*** Opening PASSAGE TO READ ***
Randy Ruan
Randy Ruan

Reputation: 81

zip like function in Tensorflow? Tensorflow tensor operation

My question is about the tensor operation in Tensorflow. Let's say:

import tensorflow as tf
import numpy as np

a = tf.Variable(np.random.random([10, 3, 3]))
b = tf.Variable(np.random.random([10, 3, 3]))

def some_function(m,n):
    # just as an example
    return tf.add(m, n)

This works in Tensorflow but it requires to know the dimension in advanced. However, it is very likely that the first dimension of the Tensor is None.

c = []
for i in range(10):
    c.append(some_function(a[i], b[i]))
c = tf.stack(c)

So I wonder if there is a zip-like function in Tensorflow? Then we can do:

# TypeError: zip argument #1 must support iteration
c = []
for i, j in zip(a,b):
    c.append(some_function(i,j))
c = tf.stack(c)

Maybe we can use some function like tf.map_fn or tf.scan? But I am not sure. Really thank you, guys.

Upvotes: 8

Views: 15341

Answers (3)

For those of you using JavsScript, this is @bachr's answer in tensorflow.js (node):

const a =  tf.tensor([1, 3, 5, 7])
const b = tf.tensor([2, 4, 6, 8])
const zip = tf.transpose(tf.stack([a, b]))
zip.print()
// Tensor
//    [[1, 2],
//     [3, 4],
//     [5, 6],
//     [7, 8]]

Upvotes: 0

bachr
bachr

Reputation: 6006

You can use tf.transpose like this

>>> a = tf.constant([1, 2, 3])
>>> b = tf.constant([4, 5, 6])
>>> tf.transpose([a, b])
<tf.Tensor: shape=(3, 2), dtype=int32, numpy=
array([[1, 4],
       [2, 5],
       [3, 6]], dtype=int32)>

Upvotes: 7

Akshay Agrawal
Akshay Agrawal

Reputation: 922

Tensor objects are not iterable, which explains why your third code sample fails. So, to answer your question, there is no zip-like function in TensorFlow.

You can indeed use tf.map_fn to apply a function to a sequence of tensors. The problem you pose in your example code can be solved in the following fashion:

def some_function(tensor):
  return tf.reduce_sum(tensor)

c = tf.stack([a, b], axis=1)
d = tf.map_fn(some_function, c, dtype=tf.float32)

yields a Tensor d whose value is [20., 6., 6.].
*** Closing PASSAGE TO READ ***
*** Opening DATA LISTING ***
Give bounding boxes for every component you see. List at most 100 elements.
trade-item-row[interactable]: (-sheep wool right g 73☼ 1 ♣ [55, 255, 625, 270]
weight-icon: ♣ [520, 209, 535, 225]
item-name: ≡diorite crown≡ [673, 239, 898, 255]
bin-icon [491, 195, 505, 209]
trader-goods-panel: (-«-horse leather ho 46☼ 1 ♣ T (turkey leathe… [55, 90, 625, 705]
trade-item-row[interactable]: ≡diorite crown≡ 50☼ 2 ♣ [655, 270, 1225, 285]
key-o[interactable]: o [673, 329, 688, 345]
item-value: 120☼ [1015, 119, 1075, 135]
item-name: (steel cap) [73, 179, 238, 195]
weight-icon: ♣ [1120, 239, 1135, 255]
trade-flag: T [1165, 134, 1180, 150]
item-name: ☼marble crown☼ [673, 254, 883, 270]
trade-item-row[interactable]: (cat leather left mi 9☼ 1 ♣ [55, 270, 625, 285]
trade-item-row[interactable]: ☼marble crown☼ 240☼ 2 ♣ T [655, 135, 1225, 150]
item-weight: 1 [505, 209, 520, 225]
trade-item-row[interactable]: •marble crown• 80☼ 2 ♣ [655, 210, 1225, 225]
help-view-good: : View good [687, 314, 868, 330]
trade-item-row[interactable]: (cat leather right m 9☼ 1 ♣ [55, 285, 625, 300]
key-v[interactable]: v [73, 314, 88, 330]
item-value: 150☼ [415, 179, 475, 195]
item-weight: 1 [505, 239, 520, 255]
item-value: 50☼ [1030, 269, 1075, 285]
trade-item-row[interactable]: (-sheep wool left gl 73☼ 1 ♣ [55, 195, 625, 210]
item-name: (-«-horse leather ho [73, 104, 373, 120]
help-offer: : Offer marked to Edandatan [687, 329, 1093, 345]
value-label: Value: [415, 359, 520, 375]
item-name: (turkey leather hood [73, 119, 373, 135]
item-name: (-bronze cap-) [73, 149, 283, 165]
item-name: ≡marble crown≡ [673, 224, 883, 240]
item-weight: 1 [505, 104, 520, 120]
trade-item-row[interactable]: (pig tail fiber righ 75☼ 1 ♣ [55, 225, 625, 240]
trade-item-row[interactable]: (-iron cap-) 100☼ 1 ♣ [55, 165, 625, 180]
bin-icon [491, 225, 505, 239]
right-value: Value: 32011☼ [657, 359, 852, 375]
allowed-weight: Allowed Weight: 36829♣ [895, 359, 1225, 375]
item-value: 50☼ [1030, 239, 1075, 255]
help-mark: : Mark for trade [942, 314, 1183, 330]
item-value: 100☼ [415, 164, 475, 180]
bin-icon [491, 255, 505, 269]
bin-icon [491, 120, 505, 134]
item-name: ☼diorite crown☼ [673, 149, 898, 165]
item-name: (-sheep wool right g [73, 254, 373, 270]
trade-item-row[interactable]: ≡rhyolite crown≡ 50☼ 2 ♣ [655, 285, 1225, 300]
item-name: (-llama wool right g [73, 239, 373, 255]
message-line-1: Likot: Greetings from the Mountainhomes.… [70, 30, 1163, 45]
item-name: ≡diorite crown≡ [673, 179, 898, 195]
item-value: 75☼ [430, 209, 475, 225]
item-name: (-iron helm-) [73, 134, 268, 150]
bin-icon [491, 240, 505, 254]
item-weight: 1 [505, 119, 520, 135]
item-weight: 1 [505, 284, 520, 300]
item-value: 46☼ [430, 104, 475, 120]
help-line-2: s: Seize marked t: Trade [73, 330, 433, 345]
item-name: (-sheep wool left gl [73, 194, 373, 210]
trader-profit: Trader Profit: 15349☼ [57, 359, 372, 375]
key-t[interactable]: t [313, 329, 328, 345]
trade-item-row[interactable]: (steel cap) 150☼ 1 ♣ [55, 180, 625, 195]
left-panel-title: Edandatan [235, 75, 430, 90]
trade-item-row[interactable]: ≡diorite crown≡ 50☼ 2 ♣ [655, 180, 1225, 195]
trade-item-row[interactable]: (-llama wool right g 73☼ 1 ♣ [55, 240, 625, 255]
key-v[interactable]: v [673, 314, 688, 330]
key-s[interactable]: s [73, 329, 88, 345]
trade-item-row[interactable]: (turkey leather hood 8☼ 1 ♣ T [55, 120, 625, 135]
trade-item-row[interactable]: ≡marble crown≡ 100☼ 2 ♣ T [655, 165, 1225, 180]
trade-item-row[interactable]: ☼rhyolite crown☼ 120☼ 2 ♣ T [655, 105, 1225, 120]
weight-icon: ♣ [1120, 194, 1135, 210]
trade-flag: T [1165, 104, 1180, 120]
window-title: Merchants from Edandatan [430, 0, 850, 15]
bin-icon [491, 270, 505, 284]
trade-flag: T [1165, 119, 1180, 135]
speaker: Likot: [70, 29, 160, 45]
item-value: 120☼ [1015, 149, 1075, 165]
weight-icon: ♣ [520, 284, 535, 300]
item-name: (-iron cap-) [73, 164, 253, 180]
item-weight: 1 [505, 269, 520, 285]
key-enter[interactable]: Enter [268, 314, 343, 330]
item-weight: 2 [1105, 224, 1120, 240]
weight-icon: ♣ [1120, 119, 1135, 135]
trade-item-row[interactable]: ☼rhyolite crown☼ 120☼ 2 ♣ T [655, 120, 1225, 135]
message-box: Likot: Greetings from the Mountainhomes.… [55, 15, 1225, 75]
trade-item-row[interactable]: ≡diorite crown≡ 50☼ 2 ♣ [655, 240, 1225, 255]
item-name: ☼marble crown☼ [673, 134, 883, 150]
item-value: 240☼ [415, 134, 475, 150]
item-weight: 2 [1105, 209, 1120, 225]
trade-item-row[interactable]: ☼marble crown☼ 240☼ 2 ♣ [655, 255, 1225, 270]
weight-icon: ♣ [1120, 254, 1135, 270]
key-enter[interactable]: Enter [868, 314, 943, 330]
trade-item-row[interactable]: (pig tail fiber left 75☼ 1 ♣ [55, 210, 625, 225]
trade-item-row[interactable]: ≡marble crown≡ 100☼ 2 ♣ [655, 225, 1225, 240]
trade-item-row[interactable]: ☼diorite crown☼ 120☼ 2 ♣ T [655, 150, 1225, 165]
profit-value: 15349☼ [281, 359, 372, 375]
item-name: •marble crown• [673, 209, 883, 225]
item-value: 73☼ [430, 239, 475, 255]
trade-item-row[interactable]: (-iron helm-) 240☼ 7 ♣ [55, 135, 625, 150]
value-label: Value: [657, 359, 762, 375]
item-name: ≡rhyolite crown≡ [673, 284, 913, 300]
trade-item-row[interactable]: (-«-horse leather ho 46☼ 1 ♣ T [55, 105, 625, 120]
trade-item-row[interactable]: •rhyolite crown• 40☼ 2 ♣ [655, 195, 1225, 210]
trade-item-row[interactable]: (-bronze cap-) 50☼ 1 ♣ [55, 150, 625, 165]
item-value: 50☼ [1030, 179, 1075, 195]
*** Closing DATA LISTING ***
AIM OF THE EXERCISE
In the TensorFlow thread, why does the code sample that calls zip(a,b) fail? Work only from the TensorFlow thread, not the rows.

TASK ANSWER
Tensor objects are not iterable.